→ **Task to carry out**:
Print out every line, exactly as written.

◆ ◆ ◆

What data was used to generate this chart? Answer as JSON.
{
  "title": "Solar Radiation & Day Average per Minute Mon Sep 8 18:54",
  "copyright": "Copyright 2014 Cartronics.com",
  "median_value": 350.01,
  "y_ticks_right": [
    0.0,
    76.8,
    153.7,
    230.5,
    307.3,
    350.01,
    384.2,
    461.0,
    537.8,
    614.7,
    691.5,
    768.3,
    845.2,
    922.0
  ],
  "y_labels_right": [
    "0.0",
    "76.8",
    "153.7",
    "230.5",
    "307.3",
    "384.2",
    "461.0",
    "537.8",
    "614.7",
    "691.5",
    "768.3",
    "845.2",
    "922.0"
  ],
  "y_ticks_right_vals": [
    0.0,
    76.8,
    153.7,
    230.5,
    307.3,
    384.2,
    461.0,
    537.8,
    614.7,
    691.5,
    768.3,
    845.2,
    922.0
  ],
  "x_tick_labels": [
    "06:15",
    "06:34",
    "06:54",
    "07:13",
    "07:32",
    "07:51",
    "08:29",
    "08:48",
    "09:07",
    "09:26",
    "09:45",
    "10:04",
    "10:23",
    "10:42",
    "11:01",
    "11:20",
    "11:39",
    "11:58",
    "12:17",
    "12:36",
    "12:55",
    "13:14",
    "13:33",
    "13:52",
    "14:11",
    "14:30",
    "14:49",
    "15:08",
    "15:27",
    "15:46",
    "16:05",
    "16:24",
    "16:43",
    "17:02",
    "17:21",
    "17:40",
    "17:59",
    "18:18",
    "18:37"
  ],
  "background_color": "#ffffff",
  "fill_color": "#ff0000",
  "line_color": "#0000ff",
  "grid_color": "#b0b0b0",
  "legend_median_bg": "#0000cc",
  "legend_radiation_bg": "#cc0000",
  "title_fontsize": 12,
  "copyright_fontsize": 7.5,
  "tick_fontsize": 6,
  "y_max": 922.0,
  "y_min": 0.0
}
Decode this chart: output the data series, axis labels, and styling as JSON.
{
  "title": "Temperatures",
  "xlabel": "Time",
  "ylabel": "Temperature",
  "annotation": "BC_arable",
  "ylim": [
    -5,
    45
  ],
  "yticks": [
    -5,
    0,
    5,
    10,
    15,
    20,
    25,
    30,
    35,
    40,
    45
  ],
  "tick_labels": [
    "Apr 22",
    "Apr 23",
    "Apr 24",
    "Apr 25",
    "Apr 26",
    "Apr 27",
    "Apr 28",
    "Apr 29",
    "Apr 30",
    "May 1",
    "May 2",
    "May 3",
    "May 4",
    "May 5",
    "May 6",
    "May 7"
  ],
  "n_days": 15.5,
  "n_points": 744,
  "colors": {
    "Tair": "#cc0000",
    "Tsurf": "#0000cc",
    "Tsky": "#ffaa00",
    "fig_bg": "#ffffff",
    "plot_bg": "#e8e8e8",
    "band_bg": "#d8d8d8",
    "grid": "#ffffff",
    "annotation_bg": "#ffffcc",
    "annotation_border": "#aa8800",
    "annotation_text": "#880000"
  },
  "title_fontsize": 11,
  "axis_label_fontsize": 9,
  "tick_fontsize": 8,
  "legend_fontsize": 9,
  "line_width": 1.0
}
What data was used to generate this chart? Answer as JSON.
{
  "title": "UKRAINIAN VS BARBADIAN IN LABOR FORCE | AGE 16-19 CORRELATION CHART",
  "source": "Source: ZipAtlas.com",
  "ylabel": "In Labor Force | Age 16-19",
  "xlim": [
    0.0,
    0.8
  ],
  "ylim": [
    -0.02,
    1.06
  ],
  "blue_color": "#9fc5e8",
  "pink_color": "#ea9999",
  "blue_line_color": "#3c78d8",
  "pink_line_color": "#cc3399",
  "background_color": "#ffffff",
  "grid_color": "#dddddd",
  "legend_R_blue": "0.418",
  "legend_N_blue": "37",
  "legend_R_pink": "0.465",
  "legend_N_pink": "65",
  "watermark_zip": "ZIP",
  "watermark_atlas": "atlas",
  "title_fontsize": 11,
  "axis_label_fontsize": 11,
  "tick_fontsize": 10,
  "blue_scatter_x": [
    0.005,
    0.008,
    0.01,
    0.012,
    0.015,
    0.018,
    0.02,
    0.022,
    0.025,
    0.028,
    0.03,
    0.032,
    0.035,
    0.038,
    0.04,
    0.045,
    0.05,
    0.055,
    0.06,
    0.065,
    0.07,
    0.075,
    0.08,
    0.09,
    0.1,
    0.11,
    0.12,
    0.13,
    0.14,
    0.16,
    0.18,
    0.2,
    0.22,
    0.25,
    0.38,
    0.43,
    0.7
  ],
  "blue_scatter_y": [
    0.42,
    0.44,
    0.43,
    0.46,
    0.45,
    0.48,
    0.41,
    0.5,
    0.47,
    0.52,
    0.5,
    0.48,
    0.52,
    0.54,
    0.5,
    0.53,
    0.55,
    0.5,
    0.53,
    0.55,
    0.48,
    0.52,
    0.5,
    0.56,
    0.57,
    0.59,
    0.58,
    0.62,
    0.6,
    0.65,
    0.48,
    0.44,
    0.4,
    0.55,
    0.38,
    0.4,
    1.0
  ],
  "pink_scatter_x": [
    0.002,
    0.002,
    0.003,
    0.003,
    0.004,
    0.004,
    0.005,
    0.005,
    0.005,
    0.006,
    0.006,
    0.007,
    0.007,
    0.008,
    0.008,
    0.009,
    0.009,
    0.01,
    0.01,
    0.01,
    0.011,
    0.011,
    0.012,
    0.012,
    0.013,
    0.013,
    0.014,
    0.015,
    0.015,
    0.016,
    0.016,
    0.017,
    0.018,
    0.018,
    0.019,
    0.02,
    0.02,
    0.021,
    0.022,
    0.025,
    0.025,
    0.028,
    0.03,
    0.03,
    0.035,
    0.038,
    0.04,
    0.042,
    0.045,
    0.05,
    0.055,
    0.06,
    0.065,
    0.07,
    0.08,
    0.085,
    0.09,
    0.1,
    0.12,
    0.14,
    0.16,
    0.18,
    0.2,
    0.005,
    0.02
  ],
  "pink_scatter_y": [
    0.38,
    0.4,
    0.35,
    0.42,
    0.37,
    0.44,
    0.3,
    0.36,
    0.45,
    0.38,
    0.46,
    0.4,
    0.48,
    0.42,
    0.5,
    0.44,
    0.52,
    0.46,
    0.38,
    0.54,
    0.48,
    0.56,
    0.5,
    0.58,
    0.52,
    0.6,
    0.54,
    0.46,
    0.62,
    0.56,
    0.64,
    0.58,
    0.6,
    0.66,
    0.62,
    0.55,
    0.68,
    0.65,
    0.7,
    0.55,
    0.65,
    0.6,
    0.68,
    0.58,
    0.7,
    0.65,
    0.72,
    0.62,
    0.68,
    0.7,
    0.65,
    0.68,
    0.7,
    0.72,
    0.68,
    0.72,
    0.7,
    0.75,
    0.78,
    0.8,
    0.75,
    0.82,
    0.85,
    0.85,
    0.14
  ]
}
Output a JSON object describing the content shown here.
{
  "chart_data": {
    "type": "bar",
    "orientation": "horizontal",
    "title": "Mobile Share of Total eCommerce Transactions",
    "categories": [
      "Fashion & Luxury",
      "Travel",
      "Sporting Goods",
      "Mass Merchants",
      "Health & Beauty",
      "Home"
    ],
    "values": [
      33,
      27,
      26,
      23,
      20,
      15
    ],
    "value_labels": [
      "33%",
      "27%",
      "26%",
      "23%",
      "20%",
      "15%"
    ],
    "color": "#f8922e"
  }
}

◆ ◆ ◆

→ **Result**:
What data was used to generate this chart? Answer as JSON.
{
  "title": "Solar Radiation & Day Average per Minute Mon Sep 8 18:54",
  "copyright": "Copyright 2014 Cartronics.com",
  "median_value": 350.01,
  "y_ticks_right": [
    0.0,
    76.8,
    153.7,
    230.5,
    307.3,
    350.01,
    384.2,
    461.0,
    537.8,
    614.7,
    691.5,
    768.3,
    845.2,
    922.0
  ],
  "y_labels_right": [
    "0.0",
    "76.8",
    "153.7",
    "230.5",
    "307.3",
    "384.2",
    "461.0",
    "537.8",
    "614.7",
    "691.5",
    "768.3",
    "845.2",
    "922.0"
  ],
  "y_ticks_right_vals": [
    0.0,
    76.8,
    153.7,
    230.5,
    307.3,
    384.2,
    461.0,
    537.8,
    614.7,
    691.5,
    768.3,
    845.2,
    922.0
  ],
  "x_tick_labels": [
    "06:15",
    "06:34",
    "06:54",
    "07:13",
    "07:32",
    "07:51",
    "08:29",
    "08:48",
    "09:07",
    "09:26",
    "09:45",
    "10:04",
    "10:23",
    "10:42",
    "11:01",
    "11:20",
    "11:39",
    "11:58",
    "12:17",
    "12:36",
    "12:55",
    "13:14",
    "13:33",
    "13:52",
    "14:11",
    "14:30",
    "14:49",
    "15:08",
    "15:27",
    "15:46",
    "16:05",
    "16:24",
    "16:43",
    "17:02",
    "17:21",
    "17:40",
    "17:59",
    "18:18",
    "18:37"
  ],
  "background_color": "#ffffff",
  "fill_color": "#ff0000",
  "line_color": "#0000ff",
  "grid_color": "#b0b0b0",
  "legend_median_bg": "#0000cc",
  "legend_radiation_bg": "#cc0000",
  "title_fontsize": 12,
  "copyright_fontsize": 7.5,
  "tick_fontsize": 6,
  "y_max": 922.0,
  "y_min": 0.0
}
Decode this chart: output the data series, axis labels, and styling as JSON.
{
  "title": "Temperatures",
  "xlabel": "Time",
  "ylabel": "Temperature",
  "annotation": "BC_arable",
  "ylim": [
    -5,
    45
  ],
  "yticks": [
    -5,
    0,
    5,
    10,
    15,
    20,
    25,
    30,
    35,
    40,
    45
  ],
  "tick_labels": [
    "Apr 22",
    "Apr 23",
    "Apr 24",
    "Apr 25",
    "Apr 26",
    "Apr 27",
    "Apr 28",
    "Apr 29",
    "Apr 30",
    "May 1",
    "May 2",
    "May 3",
    "May 4",
    "May 5",
    "May 6",
    "May 7"
  ],
  "n_days": 15.5,
  "n_points": 744,
  "colors": {
    "Tair": "#cc0000",
    "Tsurf": "#0000cc",
    "Tsky": "#ffaa00",
    "fig_bg": "#ffffff",
    "plot_bg": "#e8e8e8",
    "band_bg": "#d8d8d8",
    "grid": "#ffffff",
    "annotation_bg": "#ffffcc",
    "annotation_border": "#aa8800",
    "annotation_text": "#880000"
  },
  "title_fontsize": 11,
  "axis_label_fontsize": 9,
  "tick_fontsize": 8,
  "legend_fontsize": 9,
  "line_width": 1.0
}
What data was used to generate this chart? Answer as JSON.
{
  "title": "UKRAINIAN VS BARBADIAN IN LABOR FORCE | AGE 16-19 CORRELATION CHART",
  "source": "Source: ZipAtlas.com",
  "ylabel": "In Labor Force | Age 16-19",
  "xlim": [
    0.0,
    0.8
  ],
  "ylim": [
    -0.02,
    1.06
  ],
  "blue_color": "#9fc5e8",
  "pink_color": "#ea9999",
  "blue_line_color": "#3c78d8",
  "pink_line_color": "#cc3399",
  "background_color": "#ffffff",
  "grid_color": "#dddddd",
  "legend_R_blue": "0.418",
  "legend_N_blue": "37",
  "legend_R_pink": "0.465",
  "legend_N_pink": "65",
  "watermark_zip": "ZIP",
  "watermark_atlas": "atlas",
  "title_fontsize": 11,
  "axis_label_fontsize": 11,
  "tick_fontsize": 10,
  "blue_scatter_x": [
    0.005,
    0.008,
    0.01,
    0.012,
    0.015,
    0.018,
    0.02,
    0.022,
    0.025,
    0.028,
    0.03,
    0.032,
    0.035,
    0.038,
    0.04,
    0.045,
    0.05,
    0.055,
    0.06,
    0.065,
    0.07,
    0.075,
    0.08,
    0.09,
    0.1,
    0.11,
    0.12,
    0.13,
    0.14,
    0.16,
    0.18,
    0.2,
    0.22,
    0.25,
    0.38,
    0.43,
    0.7
  ],
  "blue_scatter_y": [
    0.42,
    0.44,
    0.43,
    0.46,
    0.45,
    0.48,
    0.41,
    0.5,
    0.47,
    0.52,
    0.5,
    0.48,
    0.52,
    0.54,
    0.5,
    0.53,
    0.55,
    0.5,
    0.53,
    0.55,
    0.48,
    0.52,
    0.5,
    0.56,
    0.57,
    0.59,
    0.58,
    0.62,
    0.6,
    0.65,
    0.48,
    0.44,
    0.4,
    0.55,
    0.38,
    0.4,
    1.0
  ],
  "pink_scatter_x": [
    0.002,
    0.002,
    0.003,
    0.003,
    0.004,
    0.004,
    0.005,
    0.005,
    0.005,
    0.006,
    0.006,
    0.007,
    0.007,
    0.008,
    0.008,
    0.009,
    0.009,
    0.01,
    0.01,
    0.01,
    0.011,
    0.011,
    0.012,
    0.012,
    0.013,
    0.013,
    0.014,
    0.015,
    0.015,
    0.016,
    0.016,
    0.017,
    0.018,
    0.018,
    0.019,
    0.02,
    0.02,
    0.021,
    0.022,
    0.025,
    0.025,
    0.028,
    0.03,
    0.03,
    0.035,
    0.038,
    0.04,
    0.042,
    0.045,
    0.05,
    0.055,
    0.06,
    0.065,
    0.07,
    0.08,
    0.085,
    0.09,
    0.1,
    0.12,
    0.14,
    0.16,
    0.18,
    0.2,
    0.005,
    0.02
  ],
  "pink_scatter_y": [
    0.38,
    0.4,
    0.35,
    0.42,
    0.37,
    0.44,
    0.3,
    0.36,
    0.45,
    0.38,
    0.46,
    0.4,
    0.48,
    0.42,
    0.5,
    0.44,
    0.52,
    0.46,
    0.38,
    0.54,
    0.48,
    0.56,
    0.5,
    0.58,
    0.52,
    0.6,
    0.54,
    0.46,
    0.62,
    0.56,
    0.64,
    0.58,
    0.6,
    0.66,
    0.62,
    0.55,
    0.68,
    0.65,
    0.7,
    0.55,
    0.65,
    0.6,
    0.68,
    0.58,
    0.7,
    0.65,
    0.72,
    0.62,
    0.68,
    0.7,
    0.65,
    0.68,
    0.7,
    0.72,
    0.68,
    0.72,
    0.7,
    0.75,
    0.78,
    0.8,
    0.75,
    0.82,
    0.85,
    0.85,
    0.14
  ]
}
Output a JSON object describing the content shown here.
{
  "chart_data": {
    "type": "bar",
    "orientation": "horizontal",
    "title": "Mobile Share of Total eCommerce Transactions",
    "categories": [
      "Fashion & Luxury",
      "Travel",
      "Sporting Goods",
      "Mass Merchants",
      "Health & Beauty",
      "Home"
    ],
    "values": [
      33,
      27,
      26,
      23,
      20,
      15
    ],
    "value_labels": [
      "33%",
      "27%",
      "26%",
      "23%",
      "20%",
      "15%"
    ],
    "color": "#f8922e"
  }
}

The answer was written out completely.